## EXERCÍCIO 1
Indique todas as medidas que o trecho da página apresenta como exemplos do "trabalho sujo" que convém aos grupos mencionados.
## EXERCÍCIO 2
Reproduza literalmente o trecho da página, desde as palavras "Em agosto, quando" até as palavras "Guedes e companhia.", inclusive.

───── TRECHO DA PÁGINA ─────

Em agosto, quando escrevo, parece que as pessoas cansaram de protestar e perderam sua capacidade de indignação, abatidas pela permanência do “presidente” no cargo, a que se aferra não para governar tendo em vista a população em geral, mas para proteger a si e a seus familiares. E tudo isso com a complacência da grande mídia, das elites e do empresariado, que por vezes até atacam o conservadorismo atroz dos mandatários encastelados no Palácio do Planalto. Todavia, ao fim e ao cabo, esses grupos não querem o impedimento do governo, porque na economia o trabalho sujo que lhes convém – privatização desenfreada, aceleração de reformas, precarização da vida dos mais necessitados – está sendo feito por Paulo Guedes e companhia.

───── LISTAGEM APRESENTADA ─────

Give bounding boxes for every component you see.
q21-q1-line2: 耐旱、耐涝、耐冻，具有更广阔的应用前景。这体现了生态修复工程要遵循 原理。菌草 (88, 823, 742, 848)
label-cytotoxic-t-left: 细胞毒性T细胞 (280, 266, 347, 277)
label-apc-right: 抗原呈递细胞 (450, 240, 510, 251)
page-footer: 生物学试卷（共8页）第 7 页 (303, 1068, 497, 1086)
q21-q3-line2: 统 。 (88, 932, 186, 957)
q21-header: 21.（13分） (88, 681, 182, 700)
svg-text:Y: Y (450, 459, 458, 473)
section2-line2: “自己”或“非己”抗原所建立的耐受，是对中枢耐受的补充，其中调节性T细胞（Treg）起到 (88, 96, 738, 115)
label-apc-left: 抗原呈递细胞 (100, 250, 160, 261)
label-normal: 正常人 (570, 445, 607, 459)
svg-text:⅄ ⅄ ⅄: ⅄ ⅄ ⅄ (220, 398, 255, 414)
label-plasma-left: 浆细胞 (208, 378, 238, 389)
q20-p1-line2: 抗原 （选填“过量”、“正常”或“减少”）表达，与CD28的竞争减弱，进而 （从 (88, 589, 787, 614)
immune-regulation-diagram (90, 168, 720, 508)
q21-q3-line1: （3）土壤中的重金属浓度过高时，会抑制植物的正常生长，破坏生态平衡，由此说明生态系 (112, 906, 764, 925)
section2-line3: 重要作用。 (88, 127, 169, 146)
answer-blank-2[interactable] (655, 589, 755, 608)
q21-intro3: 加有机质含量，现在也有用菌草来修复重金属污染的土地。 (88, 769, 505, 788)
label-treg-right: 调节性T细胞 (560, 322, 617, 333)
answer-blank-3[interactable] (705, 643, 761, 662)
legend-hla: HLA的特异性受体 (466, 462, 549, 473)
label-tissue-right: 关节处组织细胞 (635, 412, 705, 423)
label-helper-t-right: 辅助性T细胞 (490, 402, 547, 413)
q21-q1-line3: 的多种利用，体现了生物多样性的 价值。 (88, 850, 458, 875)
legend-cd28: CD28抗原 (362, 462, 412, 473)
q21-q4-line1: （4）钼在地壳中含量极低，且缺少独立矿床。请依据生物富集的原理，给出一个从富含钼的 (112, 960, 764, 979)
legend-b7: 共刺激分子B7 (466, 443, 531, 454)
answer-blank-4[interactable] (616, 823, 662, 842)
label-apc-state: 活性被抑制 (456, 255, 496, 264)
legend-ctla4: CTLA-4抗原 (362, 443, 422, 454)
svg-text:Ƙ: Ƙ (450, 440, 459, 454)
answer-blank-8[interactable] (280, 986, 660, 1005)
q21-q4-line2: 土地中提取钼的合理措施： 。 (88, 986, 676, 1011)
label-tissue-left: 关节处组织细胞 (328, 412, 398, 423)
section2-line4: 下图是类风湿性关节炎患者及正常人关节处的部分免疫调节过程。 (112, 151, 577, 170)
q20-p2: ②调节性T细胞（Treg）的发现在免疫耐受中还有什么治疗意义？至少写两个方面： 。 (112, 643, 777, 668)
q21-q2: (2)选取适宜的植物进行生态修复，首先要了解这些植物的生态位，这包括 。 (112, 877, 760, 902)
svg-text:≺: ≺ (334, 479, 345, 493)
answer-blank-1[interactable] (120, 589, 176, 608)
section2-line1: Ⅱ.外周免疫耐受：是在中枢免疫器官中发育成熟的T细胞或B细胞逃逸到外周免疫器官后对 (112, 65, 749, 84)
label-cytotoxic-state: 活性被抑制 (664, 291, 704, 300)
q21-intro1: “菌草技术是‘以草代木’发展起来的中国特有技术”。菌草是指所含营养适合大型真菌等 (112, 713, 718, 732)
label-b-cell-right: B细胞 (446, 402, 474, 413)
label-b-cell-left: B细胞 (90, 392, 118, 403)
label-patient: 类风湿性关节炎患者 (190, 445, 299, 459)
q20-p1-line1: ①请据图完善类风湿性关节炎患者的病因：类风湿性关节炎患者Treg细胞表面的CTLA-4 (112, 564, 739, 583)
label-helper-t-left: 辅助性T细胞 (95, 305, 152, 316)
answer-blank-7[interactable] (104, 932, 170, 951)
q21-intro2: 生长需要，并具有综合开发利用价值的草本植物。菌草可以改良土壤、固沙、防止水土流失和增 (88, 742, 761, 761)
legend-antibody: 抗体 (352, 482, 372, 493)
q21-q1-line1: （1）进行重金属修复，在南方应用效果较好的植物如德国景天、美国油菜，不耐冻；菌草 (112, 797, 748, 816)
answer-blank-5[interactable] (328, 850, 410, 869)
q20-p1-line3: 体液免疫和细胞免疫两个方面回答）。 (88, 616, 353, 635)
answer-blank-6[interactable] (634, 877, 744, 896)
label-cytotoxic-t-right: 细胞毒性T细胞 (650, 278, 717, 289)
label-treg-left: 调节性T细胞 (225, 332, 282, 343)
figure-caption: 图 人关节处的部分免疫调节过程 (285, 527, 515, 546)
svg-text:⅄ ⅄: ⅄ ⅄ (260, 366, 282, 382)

─────

## RESPOSTA 1
privatização desenfreada; aceleração de reformas; precarização da vida dos mais necessitados

## RESPOSTA 2
Em agosto, quando escrevo, parece que as pessoas cansaram de protestar e perderam sua capacidade de indignação, abatidas pela permanência do “presidente” no cargo, a que se aferra não para governar tendo em vista a população em geral, mas para proteger a si e a seus familiares. E tudo isso com a complacência da grande mídia, das elites e do empresariado, que por vezes até atacam o conservadorismo atroz dos mandatários encastelados no Palácio do Planalto. Todavia, ao fim e ao cabo, esses grupos não querem o impedimento do governo, porque na economia o trabalho sujo que lhes convém – privatização desenfreada, aceleração de reformas, precarização da vida dos mais necessitados – está sendo feito por Paulo Guedes e companhia.